>> START Available records

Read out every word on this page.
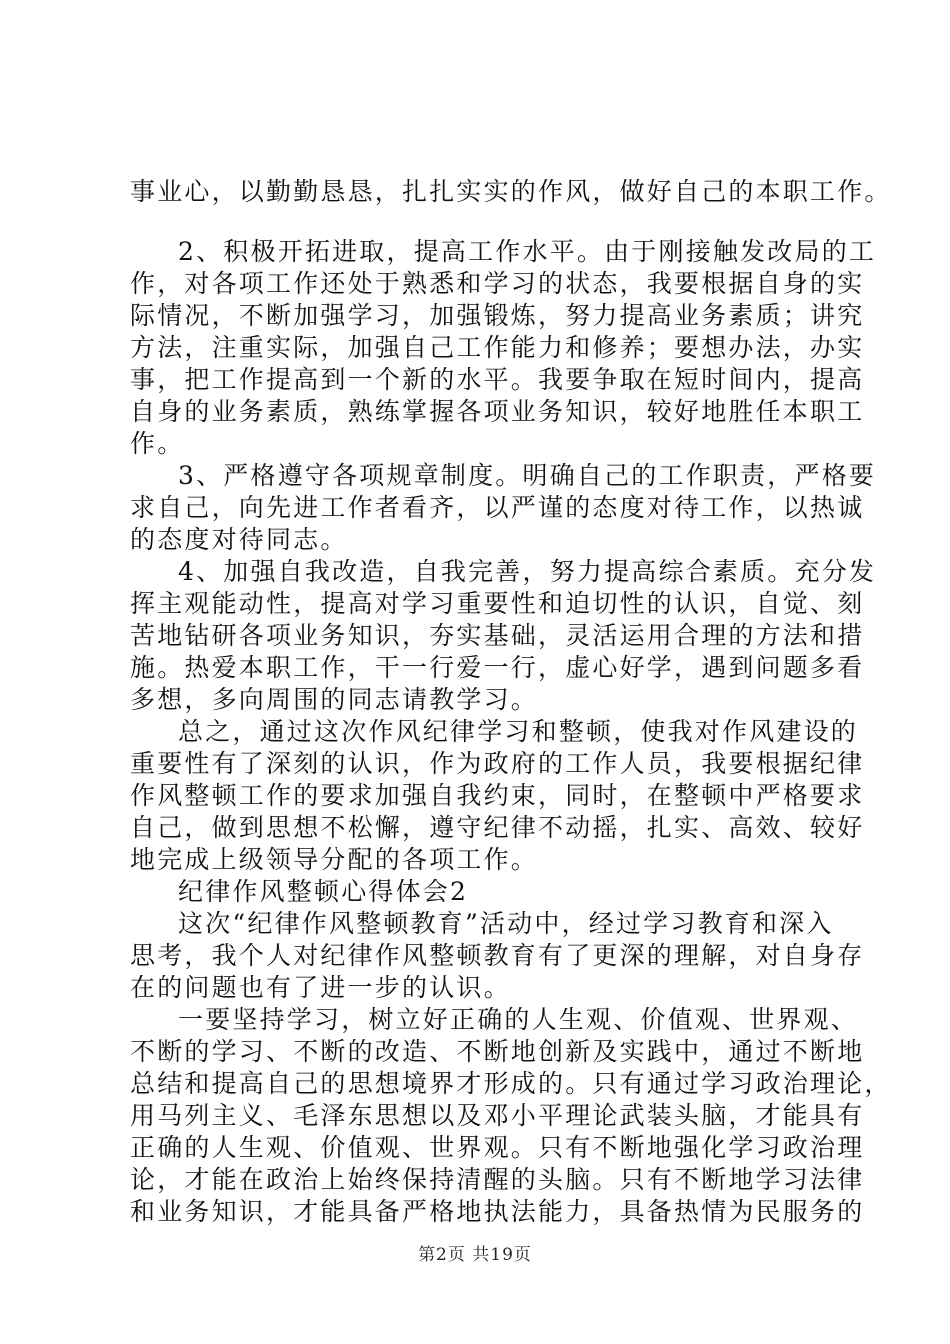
事业心，以勤勤恳恳，扎扎实实的作风，做好自己的本职工作。
2、积极开拓进取，提高工作水平。由于刚接触发改局的工
作，对各项工作还处于熟悉和学习的状态，我要根据自身的实
际情况，不断加强学习，加强锻炼，努力提高业务素质；讲究
方法，注重实际，加强自己工作能力和修养；要想办法，办实
事，把工作提高到一个新的水平。我要争取在短时间内，提高
自身的业务素质，熟练掌握各项业务知识，较好地胜任本职工
作。
3、严格遵守各项规章制度。明确自己的工作职责，严格要
求自己，向先进工作者看齐，以严谨的态度对待工作，以热诚
的态度对待同志。
4、加强自我改造，自我完善，努力提高综合素质。充分发
挥主观能动性，提高对学习重要性和迫切性的认识，自觉、刻
苦地钻研各项业务知识，夯实基础，灵活运用合理的方法和措
施。热爱本职工作，干一行爱一行，虚心好学，遇到问题多看
多想，多向周围的同志请教学习。
总之，通过这次作风纪律学习和整顿，使我对作风建设的
重要性有了深刻的认识，作为政府的工作人员，我要根据纪律
作风整顿工作的要求加强自我约束，同时，在整顿中严格要求
自己，做到思想不松懈，遵守纪律不动摇，扎实、高效、较好
地完成上级领导分配的各项工作。
纪律作风整顿心得体会2
这次“纪律作风整顿教育”活动中，经过学习教育和深入
思考，我个人对纪律作风整顿教育有了更深的理解，对自身存
在的问题也有了进一步的认识。
一要坚持学习，树立好正确的人生观、价值观、世界观、
不断的学习、不断的改造、不断地创新及实践中，通过不断地
总结和提高自己的思想境界才形成的。只有通过学习政治理论，
用马列主义、毛泽东思想以及邓小平理论武装头脑，才能具有
正确的人生观、价值观、世界观。只有不断地强化学习政治理
论，才能在政治上始终保持清醒的头脑。只有不断地学习法律
和业务知识，才能具备严格地执法能力，具备热情为民服务的
第2页 共19页
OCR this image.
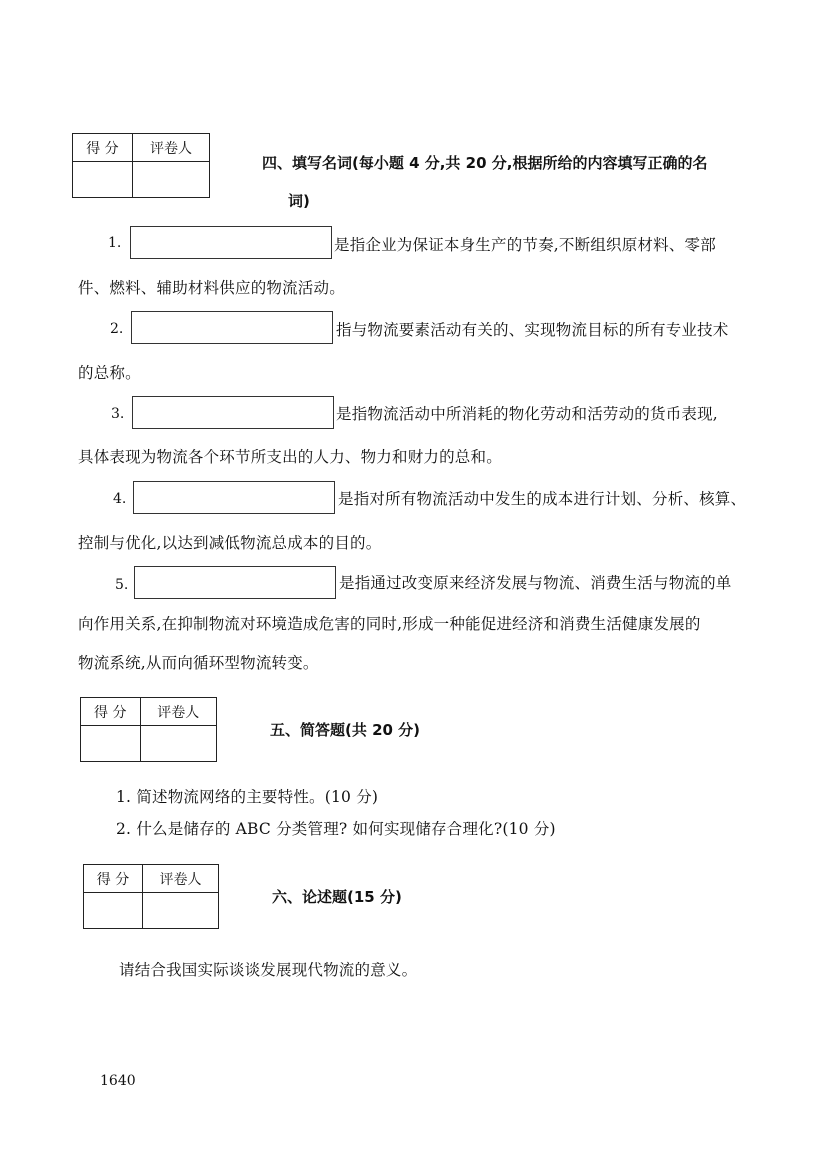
得 分	评卷人

四、填写名词(每小题 4 分,共 20 分,根据所给的内容填写正确的名
词)
1.	是指企业为保证本身生产的节奏,不断组织原材料、零部
件、燃料、辅助材料供应的物流活动。
2.	指与物流要素活动有关的、实现物流目标的所有专业技术
的总称。
3.	是指物流活动中所消耗的物化劳动和活劳动的货币表现,
具体表现为物流各个环节所支出的人力、物力和财力的总和。
4.	是指对所有物流活动中发生的成本进行计划、分析、核算、
控制与优化,以达到减低物流总成本的目的。
5.	是指通过改变原来经济发展与物流、消费生活与物流的单
向作用关系,在抑制物流对环境造成危害的同时,形成一种能促进经济和消费生活健康发展的
物流系统,从而向循环型物流转变。
得 分	评卷人

五、简答题(共 20 分)
1. 简述物流网络的主要特性。(10 分)
2. 什么是储存的 ABC 分类管理? 如何实现储存合理化?(10 分)
得 分	评卷人

六、论述题(15 分)
请结合我国实际谈谈发展现代物流的意义。
1640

>> END Available records

Description of the task: Beginning with the line containing "OCR this image." and ending with the last line of the material, output each line exactly; do not include pictures.

Exercise output:
OCR this image.
得 分	评卷人

四、填写名词(每小题 4 分,共 20 分,根据所给的内容填写正确的名
词)
1.	是指企业为保证本身生产的节奏,不断组织原材料、零部
件、燃料、辅助材料供应的物流活动。
2.	指与物流要素活动有关的、实现物流目标的所有专业技术
的总称。
3.	是指物流活动中所消耗的物化劳动和活劳动的货币表现,
具体表现为物流各个环节所支出的人力、物力和财力的总和。
4.	是指对所有物流活动中发生的成本进行计划、分析、核算、
控制与优化,以达到减低物流总成本的目的。
5.	是指通过改变原来经济发展与物流、消费生活与物流的单
向作用关系,在抑制物流对环境造成危害的同时,形成一种能促进经济和消费生活健康发展的
物流系统,从而向循环型物流转变。
得 分	评卷人

五、简答题(共 20 分)
1. 简述物流网络的主要特性。(10 分)
2. 什么是储存的 ABC 分类管理? 如何实现储存合理化?(10 分)
得 分	评卷人

六、论述题(15 分)
请结合我国实际谈谈发展现代物流的意义。
1640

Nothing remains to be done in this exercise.